-- Short exercise --
Search the data for the word "image". Reproduce every line where it is found.

== Records for the exercise

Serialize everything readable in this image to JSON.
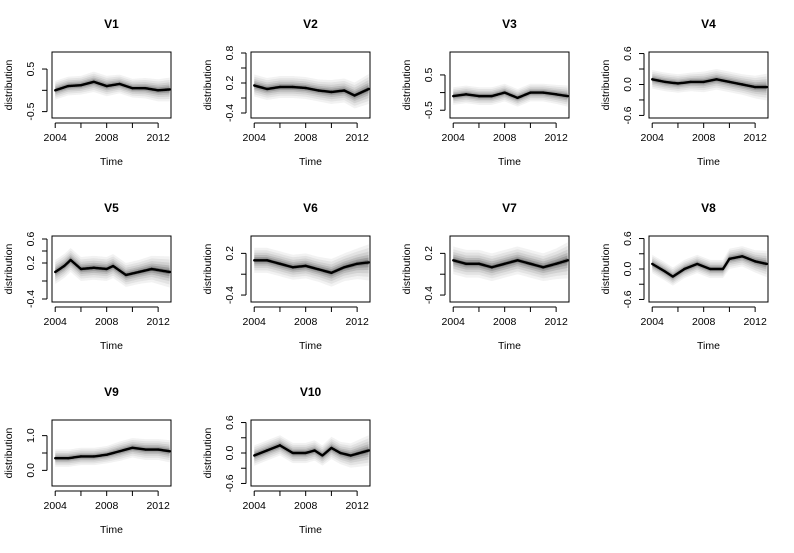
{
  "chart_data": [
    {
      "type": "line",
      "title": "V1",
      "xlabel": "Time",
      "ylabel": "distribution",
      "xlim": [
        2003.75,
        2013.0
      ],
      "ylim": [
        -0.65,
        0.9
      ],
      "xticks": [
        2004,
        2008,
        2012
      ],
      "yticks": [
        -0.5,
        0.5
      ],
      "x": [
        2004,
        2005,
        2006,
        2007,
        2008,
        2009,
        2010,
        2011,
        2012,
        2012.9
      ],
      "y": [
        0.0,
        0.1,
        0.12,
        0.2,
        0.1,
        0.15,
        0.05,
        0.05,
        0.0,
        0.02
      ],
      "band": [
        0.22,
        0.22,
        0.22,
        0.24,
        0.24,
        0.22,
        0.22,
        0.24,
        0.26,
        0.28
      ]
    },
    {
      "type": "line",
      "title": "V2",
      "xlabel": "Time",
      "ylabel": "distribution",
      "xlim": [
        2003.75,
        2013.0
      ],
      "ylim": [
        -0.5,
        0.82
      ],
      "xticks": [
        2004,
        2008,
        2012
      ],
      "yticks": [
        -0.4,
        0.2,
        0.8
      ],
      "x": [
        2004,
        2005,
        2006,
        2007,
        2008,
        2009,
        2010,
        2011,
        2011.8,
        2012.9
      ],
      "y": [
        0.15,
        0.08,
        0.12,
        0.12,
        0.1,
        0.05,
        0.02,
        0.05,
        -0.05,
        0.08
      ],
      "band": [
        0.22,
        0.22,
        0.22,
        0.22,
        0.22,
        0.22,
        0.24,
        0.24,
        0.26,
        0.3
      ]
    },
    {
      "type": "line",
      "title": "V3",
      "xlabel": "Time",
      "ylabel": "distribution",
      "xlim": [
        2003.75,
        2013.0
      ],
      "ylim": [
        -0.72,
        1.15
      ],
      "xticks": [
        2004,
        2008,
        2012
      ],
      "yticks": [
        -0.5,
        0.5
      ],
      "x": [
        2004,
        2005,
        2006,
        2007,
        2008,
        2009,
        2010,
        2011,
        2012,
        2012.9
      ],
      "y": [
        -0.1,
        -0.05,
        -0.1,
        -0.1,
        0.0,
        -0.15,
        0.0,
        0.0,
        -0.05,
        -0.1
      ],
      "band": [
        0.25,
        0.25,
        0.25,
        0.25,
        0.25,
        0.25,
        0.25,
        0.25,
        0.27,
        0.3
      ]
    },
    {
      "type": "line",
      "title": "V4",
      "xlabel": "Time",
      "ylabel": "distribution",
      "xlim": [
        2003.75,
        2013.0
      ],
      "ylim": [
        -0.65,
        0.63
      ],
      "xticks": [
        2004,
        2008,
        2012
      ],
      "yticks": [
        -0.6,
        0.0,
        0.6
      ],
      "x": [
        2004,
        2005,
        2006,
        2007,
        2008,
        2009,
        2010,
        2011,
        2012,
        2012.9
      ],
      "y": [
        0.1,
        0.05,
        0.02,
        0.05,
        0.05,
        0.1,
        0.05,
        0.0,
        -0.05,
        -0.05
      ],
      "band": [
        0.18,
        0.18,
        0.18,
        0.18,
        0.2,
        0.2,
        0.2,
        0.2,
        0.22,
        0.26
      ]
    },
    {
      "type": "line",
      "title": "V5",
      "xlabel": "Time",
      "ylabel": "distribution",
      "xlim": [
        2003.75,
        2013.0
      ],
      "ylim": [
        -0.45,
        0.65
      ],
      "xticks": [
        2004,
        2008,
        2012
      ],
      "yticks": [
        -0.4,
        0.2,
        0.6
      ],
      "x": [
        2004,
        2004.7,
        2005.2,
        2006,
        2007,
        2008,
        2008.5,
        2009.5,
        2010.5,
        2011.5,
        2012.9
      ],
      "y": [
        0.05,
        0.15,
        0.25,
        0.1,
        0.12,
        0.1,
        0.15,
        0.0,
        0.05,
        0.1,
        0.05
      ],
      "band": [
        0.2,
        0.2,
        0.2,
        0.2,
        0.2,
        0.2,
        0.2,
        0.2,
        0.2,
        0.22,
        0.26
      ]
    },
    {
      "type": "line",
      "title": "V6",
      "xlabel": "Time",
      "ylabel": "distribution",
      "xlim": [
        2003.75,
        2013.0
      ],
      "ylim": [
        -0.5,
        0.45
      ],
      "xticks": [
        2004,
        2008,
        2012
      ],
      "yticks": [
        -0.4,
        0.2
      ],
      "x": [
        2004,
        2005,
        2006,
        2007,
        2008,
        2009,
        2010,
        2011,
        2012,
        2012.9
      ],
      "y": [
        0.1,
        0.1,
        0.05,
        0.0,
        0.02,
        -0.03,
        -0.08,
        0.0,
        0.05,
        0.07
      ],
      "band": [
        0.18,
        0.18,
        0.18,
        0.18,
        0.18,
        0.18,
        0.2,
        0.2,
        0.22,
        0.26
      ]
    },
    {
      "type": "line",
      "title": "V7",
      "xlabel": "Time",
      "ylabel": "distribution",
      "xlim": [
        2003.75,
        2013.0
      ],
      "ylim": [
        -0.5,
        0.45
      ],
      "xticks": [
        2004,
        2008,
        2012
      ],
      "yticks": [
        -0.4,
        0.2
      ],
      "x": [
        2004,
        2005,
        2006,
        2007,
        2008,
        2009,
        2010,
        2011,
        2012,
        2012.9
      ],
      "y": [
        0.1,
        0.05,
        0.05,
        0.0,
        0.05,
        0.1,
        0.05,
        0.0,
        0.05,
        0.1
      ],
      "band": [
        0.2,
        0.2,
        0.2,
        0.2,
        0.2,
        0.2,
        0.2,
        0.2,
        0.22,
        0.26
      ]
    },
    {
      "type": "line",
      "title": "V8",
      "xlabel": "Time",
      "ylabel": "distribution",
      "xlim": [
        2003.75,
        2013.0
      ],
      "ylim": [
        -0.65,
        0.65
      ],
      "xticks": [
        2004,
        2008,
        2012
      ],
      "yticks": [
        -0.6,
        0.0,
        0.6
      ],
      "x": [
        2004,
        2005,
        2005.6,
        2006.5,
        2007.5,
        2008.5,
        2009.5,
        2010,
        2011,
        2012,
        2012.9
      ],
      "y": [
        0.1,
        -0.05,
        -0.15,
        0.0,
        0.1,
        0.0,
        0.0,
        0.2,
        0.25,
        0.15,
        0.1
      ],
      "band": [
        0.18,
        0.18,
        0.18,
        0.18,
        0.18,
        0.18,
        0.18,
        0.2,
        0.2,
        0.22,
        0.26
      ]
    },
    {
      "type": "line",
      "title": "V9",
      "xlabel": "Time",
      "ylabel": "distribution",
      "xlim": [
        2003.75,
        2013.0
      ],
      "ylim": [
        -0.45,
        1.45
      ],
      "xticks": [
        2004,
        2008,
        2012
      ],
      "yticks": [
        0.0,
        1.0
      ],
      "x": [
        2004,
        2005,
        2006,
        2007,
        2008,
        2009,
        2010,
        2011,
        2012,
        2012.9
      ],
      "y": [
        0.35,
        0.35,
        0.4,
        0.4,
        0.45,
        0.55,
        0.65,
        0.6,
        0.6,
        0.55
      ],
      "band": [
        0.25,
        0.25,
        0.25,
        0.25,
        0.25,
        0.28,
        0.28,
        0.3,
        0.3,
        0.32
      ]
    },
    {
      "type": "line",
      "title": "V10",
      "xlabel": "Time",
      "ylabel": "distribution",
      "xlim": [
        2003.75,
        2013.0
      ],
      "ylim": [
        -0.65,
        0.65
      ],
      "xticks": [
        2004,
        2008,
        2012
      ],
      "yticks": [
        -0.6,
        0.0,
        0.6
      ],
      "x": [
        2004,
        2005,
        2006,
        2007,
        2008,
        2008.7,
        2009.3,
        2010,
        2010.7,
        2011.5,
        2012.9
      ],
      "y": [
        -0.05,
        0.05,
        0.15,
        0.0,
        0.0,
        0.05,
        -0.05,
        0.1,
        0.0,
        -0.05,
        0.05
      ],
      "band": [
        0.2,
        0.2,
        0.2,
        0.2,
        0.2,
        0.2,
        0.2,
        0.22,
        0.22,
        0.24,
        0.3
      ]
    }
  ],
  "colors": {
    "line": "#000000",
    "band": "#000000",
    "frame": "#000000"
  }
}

====
== Records for the exercise

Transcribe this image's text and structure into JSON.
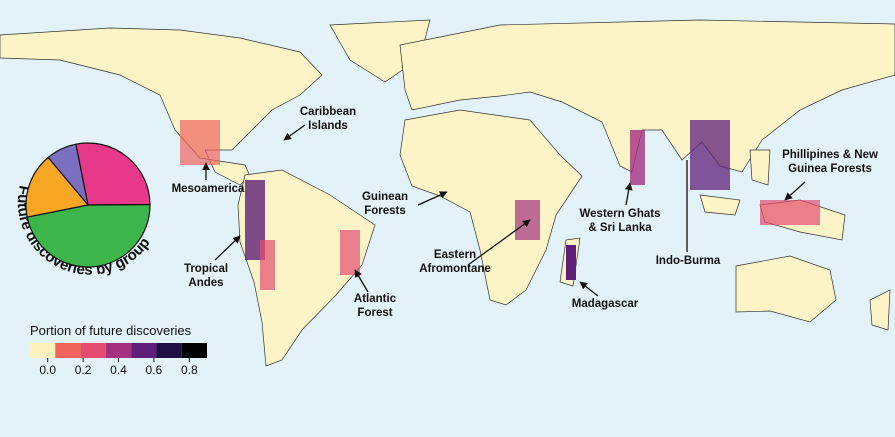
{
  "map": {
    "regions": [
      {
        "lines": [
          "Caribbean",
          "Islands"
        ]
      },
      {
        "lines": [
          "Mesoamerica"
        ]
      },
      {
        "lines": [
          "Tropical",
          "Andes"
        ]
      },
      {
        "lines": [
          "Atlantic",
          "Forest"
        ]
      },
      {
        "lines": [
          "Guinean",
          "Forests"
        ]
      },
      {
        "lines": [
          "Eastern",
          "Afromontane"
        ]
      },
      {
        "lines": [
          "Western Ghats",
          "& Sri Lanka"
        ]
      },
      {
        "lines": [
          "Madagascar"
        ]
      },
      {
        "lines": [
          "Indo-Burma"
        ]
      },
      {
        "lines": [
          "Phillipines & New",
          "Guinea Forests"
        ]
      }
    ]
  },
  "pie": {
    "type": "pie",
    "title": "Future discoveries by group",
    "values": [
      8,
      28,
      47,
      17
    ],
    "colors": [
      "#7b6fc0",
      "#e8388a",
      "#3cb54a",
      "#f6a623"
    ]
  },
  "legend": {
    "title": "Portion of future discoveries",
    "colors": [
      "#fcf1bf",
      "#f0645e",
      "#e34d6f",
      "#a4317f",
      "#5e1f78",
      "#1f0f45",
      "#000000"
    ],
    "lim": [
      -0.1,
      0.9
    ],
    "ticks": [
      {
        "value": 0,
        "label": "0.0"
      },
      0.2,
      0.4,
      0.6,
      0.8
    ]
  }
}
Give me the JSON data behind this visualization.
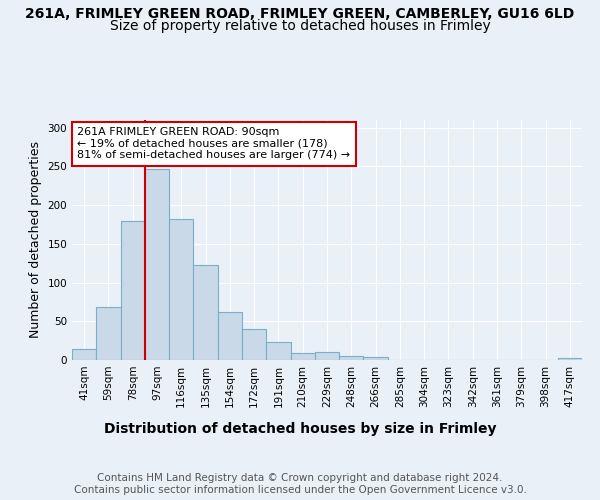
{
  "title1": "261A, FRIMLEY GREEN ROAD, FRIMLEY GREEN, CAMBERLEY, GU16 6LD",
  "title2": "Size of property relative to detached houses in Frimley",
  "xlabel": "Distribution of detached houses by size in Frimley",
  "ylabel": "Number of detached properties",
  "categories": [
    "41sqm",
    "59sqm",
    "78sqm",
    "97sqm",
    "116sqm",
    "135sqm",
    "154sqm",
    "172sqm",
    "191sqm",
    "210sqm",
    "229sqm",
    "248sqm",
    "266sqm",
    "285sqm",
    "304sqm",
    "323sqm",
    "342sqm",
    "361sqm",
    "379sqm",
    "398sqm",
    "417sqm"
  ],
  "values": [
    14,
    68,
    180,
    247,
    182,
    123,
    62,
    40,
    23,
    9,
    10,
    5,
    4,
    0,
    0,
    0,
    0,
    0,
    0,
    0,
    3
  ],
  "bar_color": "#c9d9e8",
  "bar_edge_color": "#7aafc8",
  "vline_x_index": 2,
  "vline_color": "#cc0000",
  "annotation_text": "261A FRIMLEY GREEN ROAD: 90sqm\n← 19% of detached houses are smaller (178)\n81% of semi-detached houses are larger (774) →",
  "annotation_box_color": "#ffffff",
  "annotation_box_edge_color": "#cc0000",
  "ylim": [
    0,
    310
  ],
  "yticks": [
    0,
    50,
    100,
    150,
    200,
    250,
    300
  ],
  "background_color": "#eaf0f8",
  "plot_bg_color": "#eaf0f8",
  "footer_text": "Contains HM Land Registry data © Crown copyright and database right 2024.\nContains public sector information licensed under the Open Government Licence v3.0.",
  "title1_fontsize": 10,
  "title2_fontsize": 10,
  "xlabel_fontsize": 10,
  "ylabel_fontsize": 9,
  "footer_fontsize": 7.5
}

====

-- Written reply --
Serialize everything readable in this image to JSON.
Transcribe this image's text and structure into JSON.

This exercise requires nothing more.